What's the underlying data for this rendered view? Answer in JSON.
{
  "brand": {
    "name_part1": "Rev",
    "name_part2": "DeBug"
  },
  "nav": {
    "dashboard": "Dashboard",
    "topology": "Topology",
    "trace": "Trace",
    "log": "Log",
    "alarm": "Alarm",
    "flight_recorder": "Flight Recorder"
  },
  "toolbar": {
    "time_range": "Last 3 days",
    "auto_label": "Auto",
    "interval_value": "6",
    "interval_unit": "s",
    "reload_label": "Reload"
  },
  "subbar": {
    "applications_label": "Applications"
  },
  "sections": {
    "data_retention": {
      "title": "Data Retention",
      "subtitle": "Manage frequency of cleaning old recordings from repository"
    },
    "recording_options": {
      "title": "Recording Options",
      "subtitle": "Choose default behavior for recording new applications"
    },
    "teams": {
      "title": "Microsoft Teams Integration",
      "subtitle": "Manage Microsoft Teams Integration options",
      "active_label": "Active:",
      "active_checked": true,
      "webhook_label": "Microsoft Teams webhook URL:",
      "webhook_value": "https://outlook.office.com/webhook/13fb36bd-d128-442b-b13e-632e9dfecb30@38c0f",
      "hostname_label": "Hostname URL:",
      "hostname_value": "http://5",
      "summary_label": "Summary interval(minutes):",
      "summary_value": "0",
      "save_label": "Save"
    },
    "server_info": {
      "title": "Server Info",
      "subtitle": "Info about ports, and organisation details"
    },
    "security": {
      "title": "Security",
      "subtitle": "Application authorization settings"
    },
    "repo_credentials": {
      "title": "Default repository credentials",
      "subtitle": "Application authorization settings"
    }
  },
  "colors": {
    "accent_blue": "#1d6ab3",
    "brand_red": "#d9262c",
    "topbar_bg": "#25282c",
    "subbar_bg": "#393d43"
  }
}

▬▬▬▬▬▬

*AIM*: Each line of the listing should be echoed back exactly.

*RESULT*:
What's the underlying data for this rendered view? Answer in JSON.
{
  "brand": {
    "name_part1": "Rev",
    "name_part2": "DeBug"
  },
  "nav": {
    "dashboard": "Dashboard",
    "topology": "Topology",
    "trace": "Trace",
    "log": "Log",
    "alarm": "Alarm",
    "flight_recorder": "Flight Recorder"
  },
  "toolbar": {
    "time_range": "Last 3 days",
    "auto_label": "Auto",
    "interval_value": "6",
    "interval_unit": "s",
    "reload_label": "Reload"
  },
  "subbar": {
    "applications_label": "Applications"
  },
  "sections": {
    "data_retention": {
      "title": "Data Retention",
      "subtitle": "Manage frequency of cleaning old recordings from repository"
    },
    "recording_options": {
      "title": "Recording Options",
      "subtitle": "Choose default behavior for recording new applications"
    },
    "teams": {
      "title": "Microsoft Teams Integration",
      "subtitle": "Manage Microsoft Teams Integration options",
      "active_label": "Active:",
      "active_checked": true,
      "webhook_label": "Microsoft Teams webhook URL:",
      "webhook_value": "https://outlook.office.com/webhook/13fb36bd-d128-442b-b13e-632e9dfecb30@38c0f",
      "hostname_label": "Hostname URL:",
      "hostname_value": "http://5",
      "summary_label": "Summary interval(minutes):",
      "summary_value": "0",
      "save_label": "Save"
    },
    "server_info": {
      "title": "Server Info",
      "subtitle": "Info about ports, and organisation details"
    },
    "security": {
      "title": "Security",
      "subtitle": "Application authorization settings"
    },
    "repo_credentials": {
      "title": "Default repository credentials",
      "subtitle": "Application authorization settings"
    }
  },
  "colors": {
    "accent_blue": "#1d6ab3",
    "brand_red": "#d9262c",
    "topbar_bg": "#25282c",
    "subbar_bg": "#393d43"
  }
}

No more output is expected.